--- Begin Records for the task ---

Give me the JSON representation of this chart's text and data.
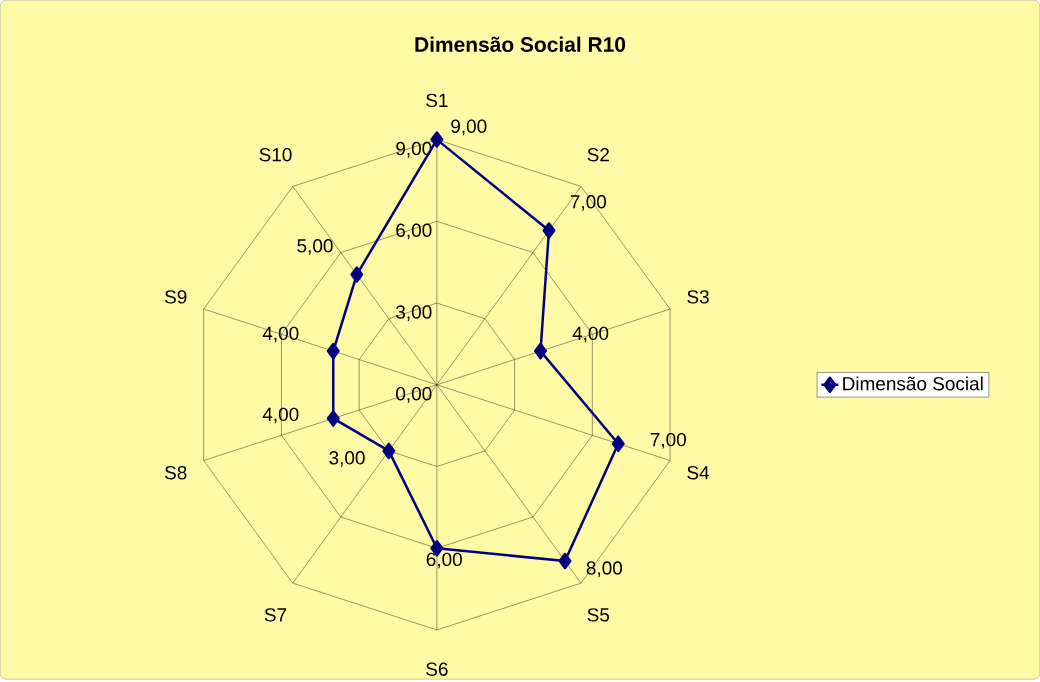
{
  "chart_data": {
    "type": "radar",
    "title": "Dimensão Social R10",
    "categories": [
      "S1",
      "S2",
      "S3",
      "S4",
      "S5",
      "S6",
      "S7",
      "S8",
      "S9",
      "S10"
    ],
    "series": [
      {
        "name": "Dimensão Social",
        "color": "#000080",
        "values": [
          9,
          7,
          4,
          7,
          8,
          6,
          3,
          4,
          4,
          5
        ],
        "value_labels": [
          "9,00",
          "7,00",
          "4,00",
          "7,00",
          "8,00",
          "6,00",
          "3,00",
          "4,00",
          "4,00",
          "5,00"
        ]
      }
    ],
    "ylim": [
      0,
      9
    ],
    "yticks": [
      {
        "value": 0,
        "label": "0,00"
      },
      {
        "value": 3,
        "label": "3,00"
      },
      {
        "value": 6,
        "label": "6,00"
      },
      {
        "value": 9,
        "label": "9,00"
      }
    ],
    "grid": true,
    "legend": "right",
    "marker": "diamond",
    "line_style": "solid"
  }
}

--- End Records for the task ---

## Requirements
Using the listing, collect all lines in which the string "Dimensão" is found.

## Exercise solution
    "title": "Dimensão Social R10",
        "name": "Dimensão Social",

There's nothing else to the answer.